◆ GOAL OF THE EXERCISE
Find every line containing the word "nominal" in the records below; report only how many there are.

-- START OF DATASET ENTRIES --

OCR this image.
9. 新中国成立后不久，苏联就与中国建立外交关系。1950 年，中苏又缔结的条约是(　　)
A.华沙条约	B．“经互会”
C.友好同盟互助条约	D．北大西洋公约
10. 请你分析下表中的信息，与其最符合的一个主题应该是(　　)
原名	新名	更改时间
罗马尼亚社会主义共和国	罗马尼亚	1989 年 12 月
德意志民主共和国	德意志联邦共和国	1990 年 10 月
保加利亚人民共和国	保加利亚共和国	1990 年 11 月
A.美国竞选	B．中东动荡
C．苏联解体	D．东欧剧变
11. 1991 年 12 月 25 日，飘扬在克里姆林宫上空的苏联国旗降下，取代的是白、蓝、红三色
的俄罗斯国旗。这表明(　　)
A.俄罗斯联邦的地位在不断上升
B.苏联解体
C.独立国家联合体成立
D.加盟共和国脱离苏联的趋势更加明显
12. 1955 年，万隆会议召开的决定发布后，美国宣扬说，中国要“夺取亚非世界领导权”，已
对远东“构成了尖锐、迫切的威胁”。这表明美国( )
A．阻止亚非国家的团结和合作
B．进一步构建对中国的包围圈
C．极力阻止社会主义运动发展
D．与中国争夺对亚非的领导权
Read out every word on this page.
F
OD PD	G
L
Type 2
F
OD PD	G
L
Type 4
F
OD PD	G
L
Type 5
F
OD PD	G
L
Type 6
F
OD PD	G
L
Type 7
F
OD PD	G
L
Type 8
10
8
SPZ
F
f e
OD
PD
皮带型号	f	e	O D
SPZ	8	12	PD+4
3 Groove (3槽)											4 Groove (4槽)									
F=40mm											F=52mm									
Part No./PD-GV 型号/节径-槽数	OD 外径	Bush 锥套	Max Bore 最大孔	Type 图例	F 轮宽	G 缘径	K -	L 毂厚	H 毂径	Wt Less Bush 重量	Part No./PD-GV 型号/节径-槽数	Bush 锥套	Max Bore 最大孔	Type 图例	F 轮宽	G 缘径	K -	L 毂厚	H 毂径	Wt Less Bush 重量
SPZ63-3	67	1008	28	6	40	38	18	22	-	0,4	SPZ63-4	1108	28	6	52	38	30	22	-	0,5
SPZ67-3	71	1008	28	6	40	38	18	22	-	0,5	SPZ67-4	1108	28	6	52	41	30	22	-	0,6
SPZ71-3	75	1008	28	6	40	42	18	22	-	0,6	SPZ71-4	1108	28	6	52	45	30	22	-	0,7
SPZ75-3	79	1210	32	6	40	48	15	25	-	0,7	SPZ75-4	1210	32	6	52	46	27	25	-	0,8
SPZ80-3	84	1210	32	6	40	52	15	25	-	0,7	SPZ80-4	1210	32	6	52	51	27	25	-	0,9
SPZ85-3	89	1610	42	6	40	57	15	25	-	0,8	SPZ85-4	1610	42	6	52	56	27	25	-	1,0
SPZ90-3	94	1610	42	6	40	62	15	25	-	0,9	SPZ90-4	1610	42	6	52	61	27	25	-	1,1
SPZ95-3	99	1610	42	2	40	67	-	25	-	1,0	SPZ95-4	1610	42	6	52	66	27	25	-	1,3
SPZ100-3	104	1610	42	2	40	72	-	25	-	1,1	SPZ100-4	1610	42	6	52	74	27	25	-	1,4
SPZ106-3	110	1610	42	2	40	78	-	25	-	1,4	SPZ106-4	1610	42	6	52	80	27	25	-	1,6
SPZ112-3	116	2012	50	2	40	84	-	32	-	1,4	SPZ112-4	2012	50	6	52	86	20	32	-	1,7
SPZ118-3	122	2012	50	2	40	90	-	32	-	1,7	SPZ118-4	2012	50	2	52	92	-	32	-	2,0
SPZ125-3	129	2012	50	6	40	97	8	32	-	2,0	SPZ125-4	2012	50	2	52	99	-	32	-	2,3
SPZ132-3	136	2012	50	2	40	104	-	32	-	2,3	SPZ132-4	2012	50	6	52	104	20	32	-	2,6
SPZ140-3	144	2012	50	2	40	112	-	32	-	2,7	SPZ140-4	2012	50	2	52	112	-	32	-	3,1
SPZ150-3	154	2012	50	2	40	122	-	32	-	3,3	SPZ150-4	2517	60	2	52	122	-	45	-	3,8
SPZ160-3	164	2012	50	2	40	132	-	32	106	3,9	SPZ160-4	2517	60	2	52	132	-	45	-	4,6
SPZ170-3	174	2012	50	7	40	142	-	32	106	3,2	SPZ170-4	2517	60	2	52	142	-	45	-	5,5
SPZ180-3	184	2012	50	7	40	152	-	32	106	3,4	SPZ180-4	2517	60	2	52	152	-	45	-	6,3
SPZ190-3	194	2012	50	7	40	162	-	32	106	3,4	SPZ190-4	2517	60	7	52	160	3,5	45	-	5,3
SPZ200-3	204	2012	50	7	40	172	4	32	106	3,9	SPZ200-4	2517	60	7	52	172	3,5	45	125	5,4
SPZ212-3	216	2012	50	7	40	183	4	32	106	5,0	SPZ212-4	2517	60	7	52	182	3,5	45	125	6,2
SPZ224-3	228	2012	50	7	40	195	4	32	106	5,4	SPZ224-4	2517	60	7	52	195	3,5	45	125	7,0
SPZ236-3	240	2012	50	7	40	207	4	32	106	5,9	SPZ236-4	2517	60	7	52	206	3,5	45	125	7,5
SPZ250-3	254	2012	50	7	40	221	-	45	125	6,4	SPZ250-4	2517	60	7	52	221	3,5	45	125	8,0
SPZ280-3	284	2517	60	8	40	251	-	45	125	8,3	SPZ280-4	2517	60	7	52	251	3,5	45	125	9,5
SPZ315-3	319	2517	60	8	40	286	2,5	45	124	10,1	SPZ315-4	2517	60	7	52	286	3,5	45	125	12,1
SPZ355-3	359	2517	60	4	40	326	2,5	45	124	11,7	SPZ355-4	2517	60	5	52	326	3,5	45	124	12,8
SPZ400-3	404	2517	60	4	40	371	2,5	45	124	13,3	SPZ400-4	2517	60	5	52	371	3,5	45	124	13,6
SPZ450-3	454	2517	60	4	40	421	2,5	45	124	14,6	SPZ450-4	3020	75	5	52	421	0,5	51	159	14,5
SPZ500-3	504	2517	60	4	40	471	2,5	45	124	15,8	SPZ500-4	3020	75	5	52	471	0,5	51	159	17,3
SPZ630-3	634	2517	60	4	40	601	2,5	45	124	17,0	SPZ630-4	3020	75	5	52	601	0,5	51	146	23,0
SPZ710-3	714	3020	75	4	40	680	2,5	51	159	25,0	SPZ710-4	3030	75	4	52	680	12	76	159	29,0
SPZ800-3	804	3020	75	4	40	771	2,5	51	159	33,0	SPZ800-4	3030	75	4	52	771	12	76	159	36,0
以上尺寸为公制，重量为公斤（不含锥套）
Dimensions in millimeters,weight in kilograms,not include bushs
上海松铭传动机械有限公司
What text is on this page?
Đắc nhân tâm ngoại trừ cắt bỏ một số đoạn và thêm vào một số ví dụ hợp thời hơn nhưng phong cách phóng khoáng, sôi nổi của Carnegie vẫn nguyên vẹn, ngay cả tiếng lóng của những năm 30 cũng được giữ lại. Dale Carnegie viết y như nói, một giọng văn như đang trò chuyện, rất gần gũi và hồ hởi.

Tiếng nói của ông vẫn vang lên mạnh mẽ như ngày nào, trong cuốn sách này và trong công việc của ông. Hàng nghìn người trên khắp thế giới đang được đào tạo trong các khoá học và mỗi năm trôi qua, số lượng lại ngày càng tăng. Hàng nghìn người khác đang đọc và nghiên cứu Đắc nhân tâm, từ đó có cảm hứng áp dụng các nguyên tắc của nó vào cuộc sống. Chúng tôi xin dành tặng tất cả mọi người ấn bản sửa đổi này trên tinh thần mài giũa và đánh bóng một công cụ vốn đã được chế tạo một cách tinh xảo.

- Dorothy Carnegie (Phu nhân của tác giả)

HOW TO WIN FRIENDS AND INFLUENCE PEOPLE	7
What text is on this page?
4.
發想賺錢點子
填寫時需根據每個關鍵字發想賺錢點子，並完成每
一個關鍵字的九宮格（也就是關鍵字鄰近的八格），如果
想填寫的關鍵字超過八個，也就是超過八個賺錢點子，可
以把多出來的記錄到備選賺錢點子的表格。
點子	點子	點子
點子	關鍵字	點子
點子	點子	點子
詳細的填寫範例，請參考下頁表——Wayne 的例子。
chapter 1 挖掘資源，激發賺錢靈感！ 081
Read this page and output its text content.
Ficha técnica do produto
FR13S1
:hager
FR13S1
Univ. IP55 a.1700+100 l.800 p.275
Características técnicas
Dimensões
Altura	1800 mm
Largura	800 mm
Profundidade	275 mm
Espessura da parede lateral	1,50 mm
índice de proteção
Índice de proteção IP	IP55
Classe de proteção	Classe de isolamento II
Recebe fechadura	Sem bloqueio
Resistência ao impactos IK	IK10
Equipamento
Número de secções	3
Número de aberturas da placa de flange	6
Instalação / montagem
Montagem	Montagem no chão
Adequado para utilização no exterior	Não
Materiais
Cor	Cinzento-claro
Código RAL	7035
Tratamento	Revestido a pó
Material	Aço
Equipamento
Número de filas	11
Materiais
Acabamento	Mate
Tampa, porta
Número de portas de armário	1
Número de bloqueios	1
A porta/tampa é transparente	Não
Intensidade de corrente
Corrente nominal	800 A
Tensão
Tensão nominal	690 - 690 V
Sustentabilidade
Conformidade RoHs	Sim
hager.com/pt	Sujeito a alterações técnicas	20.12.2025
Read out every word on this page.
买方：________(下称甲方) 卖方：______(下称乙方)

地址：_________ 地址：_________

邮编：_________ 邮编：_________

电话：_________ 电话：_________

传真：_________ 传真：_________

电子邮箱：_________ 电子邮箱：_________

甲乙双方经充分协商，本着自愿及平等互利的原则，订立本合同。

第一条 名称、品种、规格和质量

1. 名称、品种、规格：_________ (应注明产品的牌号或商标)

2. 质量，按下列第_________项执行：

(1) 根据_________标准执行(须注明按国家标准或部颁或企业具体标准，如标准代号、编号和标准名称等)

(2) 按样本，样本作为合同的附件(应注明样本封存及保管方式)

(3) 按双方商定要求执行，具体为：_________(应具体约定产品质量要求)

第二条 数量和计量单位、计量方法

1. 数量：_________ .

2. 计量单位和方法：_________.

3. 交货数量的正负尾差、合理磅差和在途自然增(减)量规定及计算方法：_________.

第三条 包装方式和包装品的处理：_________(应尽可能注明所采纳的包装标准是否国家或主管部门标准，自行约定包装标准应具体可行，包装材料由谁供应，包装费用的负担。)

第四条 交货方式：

-- END OF DATASET ENTRIES --

◆ TASK RESULT
2